- _Set task_
Work through the data below line by line and say how many lines hold "What"; give only the number.

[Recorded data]
**********
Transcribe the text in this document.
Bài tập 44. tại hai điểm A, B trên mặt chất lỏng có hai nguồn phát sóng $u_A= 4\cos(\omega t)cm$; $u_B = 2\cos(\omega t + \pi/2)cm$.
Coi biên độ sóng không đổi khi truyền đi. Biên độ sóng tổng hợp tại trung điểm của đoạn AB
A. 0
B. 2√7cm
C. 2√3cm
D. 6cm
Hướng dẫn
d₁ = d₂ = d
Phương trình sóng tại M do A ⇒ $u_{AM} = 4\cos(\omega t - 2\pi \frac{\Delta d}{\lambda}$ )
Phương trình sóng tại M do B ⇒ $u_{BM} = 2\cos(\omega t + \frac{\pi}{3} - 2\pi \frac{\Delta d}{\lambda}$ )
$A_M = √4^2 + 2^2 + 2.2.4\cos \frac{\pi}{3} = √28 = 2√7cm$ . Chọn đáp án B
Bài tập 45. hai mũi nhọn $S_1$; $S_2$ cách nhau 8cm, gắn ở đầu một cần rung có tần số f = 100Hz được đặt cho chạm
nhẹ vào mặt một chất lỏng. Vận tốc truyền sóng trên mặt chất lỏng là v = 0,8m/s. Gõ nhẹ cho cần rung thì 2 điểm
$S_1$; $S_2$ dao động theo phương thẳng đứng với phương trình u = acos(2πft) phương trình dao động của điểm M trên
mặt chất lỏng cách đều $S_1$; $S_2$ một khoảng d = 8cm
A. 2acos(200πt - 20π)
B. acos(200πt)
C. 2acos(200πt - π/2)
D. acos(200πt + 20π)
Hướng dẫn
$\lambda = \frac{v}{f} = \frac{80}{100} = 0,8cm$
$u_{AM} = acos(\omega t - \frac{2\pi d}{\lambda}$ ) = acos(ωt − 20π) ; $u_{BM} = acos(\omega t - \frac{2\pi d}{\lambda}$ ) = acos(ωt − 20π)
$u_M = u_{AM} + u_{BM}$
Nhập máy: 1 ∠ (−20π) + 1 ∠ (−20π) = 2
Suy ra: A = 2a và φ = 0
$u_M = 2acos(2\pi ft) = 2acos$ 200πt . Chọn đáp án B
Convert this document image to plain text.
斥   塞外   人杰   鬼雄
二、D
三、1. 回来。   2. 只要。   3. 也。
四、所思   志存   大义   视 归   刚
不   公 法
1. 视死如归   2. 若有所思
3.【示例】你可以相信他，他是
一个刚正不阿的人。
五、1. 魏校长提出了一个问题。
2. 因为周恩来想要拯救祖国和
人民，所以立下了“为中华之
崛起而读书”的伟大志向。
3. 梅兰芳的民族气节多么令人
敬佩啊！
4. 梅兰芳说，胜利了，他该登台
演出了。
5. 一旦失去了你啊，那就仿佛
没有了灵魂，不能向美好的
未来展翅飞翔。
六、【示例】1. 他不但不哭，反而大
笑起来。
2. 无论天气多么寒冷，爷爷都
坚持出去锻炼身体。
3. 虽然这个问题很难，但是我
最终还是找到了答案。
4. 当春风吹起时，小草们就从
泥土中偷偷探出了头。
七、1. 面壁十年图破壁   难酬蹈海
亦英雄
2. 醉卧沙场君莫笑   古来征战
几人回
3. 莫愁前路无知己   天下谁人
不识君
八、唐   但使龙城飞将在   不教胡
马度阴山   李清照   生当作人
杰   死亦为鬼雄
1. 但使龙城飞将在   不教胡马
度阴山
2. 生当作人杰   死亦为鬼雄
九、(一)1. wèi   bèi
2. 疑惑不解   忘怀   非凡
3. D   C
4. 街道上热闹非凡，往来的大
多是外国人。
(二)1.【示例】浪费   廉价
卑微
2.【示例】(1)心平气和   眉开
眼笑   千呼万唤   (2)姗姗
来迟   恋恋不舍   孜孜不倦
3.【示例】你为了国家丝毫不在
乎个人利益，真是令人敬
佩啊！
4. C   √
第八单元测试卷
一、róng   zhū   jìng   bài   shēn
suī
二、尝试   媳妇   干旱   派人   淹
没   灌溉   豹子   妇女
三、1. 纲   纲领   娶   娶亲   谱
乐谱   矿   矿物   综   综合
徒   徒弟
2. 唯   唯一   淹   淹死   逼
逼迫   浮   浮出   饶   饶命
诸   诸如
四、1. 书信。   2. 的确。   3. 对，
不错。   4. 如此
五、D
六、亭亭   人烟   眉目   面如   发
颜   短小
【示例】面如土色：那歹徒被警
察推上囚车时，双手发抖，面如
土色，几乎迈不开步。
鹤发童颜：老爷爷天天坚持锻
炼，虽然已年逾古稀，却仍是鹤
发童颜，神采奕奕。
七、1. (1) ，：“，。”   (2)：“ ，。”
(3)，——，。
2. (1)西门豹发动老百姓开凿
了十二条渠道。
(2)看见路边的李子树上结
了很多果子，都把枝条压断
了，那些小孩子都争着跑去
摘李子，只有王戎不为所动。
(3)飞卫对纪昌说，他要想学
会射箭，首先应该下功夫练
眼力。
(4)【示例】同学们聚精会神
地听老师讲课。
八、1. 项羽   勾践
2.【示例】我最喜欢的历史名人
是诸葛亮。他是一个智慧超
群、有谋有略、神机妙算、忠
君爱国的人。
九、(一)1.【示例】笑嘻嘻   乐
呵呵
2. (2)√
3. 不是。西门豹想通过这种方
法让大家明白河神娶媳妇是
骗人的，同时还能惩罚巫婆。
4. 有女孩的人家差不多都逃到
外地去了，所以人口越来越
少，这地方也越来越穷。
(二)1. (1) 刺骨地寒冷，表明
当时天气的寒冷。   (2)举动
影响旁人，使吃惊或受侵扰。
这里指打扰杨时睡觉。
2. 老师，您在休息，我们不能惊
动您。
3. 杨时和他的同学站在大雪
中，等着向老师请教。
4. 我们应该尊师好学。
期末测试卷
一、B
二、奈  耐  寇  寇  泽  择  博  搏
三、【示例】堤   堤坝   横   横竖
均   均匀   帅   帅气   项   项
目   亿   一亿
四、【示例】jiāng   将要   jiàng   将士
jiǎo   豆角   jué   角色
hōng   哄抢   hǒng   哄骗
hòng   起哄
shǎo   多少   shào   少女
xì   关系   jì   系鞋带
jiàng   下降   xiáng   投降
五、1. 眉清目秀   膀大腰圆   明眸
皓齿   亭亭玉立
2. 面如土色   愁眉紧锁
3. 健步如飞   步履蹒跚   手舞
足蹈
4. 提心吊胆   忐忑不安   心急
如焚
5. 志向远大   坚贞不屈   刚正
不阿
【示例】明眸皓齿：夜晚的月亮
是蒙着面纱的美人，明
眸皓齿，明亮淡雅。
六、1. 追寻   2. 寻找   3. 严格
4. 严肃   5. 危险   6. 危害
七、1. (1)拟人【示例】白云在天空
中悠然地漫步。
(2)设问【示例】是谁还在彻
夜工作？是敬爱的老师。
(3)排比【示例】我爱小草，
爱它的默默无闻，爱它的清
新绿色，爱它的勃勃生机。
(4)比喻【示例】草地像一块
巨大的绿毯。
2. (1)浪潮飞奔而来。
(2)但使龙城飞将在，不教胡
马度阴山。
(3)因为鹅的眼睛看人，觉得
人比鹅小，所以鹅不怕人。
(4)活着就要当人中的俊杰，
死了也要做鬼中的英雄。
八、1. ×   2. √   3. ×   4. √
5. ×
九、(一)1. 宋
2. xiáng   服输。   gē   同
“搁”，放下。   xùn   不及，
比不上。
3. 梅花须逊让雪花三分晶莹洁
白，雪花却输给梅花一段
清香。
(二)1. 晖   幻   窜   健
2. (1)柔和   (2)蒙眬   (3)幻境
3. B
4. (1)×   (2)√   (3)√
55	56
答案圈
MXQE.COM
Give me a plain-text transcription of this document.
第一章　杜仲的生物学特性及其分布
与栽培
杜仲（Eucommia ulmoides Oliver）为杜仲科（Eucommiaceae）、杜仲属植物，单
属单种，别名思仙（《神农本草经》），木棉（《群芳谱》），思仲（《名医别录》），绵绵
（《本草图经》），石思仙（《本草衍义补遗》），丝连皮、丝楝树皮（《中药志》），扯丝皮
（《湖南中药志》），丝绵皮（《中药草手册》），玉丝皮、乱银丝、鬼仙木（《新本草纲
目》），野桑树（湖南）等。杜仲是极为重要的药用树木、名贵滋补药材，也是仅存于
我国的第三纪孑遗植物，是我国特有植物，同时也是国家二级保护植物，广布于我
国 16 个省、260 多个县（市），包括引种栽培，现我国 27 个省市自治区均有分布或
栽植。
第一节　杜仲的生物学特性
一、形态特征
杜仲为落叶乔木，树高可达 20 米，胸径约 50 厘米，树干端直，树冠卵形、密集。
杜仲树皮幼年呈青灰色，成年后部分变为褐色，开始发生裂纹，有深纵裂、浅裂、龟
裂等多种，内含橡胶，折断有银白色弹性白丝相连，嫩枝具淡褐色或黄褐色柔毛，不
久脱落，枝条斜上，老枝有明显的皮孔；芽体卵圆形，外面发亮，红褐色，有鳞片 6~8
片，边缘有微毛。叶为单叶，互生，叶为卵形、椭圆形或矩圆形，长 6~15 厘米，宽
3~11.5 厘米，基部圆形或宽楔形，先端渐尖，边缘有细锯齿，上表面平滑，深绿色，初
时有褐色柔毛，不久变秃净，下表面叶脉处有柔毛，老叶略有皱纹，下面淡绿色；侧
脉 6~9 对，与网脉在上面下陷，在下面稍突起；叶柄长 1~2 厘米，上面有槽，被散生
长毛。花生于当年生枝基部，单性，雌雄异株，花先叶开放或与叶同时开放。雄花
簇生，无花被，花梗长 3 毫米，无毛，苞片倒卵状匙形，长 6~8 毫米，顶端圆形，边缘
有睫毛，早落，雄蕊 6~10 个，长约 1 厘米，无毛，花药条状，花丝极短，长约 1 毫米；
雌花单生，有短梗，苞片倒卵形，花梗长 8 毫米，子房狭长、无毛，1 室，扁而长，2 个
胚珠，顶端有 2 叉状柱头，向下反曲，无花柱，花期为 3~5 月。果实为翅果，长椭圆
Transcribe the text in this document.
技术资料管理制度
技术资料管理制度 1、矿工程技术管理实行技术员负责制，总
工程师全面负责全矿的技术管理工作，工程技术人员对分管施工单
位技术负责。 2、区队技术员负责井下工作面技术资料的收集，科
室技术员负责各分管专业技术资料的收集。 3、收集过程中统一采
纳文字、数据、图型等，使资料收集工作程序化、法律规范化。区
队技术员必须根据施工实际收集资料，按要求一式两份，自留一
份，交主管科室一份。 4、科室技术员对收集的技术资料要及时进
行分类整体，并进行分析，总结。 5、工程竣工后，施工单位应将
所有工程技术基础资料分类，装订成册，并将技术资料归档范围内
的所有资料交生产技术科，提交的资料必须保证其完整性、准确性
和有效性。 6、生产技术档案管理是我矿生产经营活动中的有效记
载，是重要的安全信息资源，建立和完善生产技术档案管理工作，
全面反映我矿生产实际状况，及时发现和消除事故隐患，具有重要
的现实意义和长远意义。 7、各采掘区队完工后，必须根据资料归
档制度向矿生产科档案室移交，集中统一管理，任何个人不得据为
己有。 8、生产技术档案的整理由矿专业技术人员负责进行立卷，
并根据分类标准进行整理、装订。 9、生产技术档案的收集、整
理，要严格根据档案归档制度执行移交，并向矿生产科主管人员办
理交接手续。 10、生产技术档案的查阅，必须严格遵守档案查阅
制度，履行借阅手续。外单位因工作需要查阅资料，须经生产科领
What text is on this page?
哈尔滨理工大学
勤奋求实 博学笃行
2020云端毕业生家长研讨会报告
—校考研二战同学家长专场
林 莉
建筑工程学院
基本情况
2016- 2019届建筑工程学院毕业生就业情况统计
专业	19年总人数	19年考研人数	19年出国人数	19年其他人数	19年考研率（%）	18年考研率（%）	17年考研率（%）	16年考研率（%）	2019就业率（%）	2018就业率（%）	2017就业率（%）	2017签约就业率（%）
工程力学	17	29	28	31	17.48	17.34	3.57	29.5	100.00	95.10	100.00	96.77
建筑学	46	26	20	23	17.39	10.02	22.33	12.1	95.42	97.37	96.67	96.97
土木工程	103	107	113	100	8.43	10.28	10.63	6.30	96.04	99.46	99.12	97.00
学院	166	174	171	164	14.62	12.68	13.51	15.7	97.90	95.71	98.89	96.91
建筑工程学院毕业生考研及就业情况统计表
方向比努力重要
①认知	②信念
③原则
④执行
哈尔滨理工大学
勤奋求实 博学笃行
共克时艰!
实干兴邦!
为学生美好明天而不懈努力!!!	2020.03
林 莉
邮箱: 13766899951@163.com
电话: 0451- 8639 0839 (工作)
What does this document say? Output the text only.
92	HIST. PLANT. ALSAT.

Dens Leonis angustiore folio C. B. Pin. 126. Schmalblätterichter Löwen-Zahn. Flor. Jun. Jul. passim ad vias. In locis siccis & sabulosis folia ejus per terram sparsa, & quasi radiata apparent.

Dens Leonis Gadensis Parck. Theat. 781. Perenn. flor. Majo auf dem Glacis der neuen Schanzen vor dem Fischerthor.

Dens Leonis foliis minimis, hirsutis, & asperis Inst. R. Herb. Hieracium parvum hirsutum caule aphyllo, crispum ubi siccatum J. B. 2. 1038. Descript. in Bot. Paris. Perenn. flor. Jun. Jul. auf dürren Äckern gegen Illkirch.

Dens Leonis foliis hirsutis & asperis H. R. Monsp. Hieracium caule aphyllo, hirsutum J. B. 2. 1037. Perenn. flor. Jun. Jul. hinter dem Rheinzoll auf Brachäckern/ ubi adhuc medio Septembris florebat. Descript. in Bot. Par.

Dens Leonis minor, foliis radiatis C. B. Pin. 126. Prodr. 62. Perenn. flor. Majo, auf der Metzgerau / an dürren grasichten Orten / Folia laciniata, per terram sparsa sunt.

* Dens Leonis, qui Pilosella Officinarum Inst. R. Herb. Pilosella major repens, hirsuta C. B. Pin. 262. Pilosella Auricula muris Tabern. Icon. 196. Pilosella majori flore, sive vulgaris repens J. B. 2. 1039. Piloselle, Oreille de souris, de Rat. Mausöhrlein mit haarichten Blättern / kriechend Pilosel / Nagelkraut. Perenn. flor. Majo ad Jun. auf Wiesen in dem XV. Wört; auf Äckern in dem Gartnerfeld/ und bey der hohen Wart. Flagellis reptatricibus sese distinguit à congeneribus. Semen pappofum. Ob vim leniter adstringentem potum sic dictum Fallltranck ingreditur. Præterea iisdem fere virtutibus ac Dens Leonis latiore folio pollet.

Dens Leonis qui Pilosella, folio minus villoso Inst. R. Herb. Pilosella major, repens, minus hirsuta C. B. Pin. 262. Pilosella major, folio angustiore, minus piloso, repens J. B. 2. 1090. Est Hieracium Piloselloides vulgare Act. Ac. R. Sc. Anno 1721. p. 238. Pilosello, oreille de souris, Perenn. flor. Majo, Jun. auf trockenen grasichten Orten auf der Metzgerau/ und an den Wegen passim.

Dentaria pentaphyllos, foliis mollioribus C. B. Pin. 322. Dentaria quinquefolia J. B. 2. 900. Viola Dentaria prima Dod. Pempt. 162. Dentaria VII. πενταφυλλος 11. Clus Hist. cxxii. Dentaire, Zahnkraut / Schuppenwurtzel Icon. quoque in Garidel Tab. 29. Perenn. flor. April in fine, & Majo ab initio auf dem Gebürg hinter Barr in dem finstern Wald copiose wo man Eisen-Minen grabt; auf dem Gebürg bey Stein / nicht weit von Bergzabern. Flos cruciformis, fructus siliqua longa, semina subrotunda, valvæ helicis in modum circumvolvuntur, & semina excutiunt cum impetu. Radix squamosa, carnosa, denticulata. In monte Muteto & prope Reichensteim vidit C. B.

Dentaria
**********
- _Answer to the task_
2